(Dataset items)
◆ ◆ ◆ ◆
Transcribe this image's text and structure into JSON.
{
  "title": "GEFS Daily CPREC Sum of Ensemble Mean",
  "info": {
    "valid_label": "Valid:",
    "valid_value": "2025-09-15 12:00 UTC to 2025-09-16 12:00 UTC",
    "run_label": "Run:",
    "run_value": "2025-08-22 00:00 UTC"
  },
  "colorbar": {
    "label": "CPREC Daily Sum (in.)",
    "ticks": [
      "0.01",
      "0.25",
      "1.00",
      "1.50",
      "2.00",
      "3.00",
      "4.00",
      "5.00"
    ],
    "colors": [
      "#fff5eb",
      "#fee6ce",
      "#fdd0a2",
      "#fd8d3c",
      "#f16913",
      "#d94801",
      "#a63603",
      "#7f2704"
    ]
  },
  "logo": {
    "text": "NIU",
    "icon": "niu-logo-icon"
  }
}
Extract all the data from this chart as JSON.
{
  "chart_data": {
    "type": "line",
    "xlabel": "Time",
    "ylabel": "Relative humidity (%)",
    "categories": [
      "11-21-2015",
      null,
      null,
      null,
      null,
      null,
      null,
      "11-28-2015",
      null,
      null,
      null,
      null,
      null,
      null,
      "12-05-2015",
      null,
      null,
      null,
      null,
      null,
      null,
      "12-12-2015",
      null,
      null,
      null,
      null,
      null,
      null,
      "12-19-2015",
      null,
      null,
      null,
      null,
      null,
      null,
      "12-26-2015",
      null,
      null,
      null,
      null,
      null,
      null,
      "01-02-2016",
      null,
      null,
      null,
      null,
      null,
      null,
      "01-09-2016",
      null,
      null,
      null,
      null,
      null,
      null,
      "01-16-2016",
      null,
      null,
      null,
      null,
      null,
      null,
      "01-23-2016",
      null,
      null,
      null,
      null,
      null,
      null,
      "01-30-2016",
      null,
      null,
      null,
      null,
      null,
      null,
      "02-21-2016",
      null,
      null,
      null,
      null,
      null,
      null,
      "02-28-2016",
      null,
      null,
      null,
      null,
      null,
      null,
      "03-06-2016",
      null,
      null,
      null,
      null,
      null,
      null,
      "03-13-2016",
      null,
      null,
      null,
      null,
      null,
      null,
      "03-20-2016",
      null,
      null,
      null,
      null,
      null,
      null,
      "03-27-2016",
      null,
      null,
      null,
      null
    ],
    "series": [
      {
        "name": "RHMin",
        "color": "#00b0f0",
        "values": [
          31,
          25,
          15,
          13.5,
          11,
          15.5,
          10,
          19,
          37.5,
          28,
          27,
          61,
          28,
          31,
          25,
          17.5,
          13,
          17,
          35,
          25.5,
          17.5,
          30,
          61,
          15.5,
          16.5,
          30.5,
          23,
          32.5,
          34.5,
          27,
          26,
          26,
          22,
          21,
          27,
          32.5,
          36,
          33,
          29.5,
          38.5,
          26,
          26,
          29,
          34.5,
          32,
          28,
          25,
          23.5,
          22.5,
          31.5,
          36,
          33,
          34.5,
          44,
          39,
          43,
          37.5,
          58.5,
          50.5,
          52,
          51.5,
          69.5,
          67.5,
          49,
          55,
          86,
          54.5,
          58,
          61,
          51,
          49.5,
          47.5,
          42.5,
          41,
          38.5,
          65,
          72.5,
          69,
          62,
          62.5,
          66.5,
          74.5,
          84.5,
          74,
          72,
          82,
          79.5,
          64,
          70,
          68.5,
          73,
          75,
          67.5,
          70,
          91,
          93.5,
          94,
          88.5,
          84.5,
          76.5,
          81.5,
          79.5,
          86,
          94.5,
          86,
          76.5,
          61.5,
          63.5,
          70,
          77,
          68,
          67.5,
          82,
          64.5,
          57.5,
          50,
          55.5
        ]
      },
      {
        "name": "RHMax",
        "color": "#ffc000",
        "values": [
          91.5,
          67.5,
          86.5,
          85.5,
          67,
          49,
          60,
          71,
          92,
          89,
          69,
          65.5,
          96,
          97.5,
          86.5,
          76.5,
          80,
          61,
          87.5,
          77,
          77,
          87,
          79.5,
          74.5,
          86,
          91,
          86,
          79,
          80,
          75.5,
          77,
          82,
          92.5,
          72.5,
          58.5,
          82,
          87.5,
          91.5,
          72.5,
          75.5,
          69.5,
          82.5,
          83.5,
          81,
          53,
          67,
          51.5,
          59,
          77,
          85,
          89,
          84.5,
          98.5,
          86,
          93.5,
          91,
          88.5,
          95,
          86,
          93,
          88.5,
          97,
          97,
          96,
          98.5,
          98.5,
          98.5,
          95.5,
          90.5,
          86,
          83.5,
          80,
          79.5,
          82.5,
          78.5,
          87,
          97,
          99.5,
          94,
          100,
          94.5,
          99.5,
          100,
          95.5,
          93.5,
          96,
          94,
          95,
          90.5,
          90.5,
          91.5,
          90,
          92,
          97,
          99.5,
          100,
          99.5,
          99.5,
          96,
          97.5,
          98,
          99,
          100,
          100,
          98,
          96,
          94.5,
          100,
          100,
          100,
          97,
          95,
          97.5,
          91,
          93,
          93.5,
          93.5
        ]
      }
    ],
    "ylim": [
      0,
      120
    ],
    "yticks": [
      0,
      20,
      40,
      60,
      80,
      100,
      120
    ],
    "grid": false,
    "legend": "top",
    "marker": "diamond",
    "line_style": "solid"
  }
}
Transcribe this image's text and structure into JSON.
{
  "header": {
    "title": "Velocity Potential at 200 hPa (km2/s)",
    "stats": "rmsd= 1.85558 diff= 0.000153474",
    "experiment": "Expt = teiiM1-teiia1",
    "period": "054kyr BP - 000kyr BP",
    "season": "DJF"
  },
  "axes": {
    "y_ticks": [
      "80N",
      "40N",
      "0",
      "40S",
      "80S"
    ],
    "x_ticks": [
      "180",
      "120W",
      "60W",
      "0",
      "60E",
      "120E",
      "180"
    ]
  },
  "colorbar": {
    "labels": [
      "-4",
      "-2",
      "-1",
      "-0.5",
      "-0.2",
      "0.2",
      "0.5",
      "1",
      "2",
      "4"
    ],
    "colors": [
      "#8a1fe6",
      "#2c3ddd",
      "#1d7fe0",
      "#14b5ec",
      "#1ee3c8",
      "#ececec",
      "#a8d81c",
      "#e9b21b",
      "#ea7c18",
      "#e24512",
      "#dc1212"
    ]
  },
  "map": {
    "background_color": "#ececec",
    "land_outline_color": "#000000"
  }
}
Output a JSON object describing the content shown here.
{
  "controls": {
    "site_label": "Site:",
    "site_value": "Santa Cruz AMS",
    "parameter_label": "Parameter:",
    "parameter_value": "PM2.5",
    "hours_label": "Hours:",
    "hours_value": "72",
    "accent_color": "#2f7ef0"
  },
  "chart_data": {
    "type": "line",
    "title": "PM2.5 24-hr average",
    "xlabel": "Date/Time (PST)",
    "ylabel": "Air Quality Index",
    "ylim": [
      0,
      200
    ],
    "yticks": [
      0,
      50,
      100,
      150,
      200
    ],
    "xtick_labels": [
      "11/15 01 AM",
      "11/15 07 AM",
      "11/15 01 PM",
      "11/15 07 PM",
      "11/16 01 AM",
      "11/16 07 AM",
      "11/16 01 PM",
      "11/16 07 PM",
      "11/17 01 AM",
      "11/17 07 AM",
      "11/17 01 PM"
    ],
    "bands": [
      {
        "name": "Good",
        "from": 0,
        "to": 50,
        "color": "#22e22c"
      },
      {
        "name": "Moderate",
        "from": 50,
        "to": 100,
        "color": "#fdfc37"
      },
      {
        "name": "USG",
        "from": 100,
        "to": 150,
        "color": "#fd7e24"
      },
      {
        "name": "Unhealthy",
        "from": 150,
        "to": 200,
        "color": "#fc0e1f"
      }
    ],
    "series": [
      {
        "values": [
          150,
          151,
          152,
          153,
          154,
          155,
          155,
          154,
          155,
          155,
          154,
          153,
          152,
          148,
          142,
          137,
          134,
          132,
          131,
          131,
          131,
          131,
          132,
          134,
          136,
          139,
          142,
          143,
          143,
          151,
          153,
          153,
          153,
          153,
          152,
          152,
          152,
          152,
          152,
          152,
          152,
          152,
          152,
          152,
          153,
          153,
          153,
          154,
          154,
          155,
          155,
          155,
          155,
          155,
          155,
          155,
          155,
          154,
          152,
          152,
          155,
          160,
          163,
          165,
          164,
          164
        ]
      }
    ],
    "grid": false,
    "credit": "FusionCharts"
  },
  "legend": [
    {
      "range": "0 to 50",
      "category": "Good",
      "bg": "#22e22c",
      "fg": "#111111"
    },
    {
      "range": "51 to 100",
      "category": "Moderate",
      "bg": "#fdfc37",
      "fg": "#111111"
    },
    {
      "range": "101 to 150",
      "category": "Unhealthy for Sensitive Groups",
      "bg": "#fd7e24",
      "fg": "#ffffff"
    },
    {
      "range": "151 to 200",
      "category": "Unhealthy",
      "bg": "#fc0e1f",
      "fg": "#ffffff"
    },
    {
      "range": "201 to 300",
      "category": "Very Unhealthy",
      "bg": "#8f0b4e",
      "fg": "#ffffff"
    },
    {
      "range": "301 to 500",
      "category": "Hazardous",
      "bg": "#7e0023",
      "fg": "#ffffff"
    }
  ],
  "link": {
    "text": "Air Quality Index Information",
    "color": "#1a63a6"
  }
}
◆ ◆ ◆ ◆
Directions: The answer is a single number: how many lines include the word "JSON"?

Worked answer: 4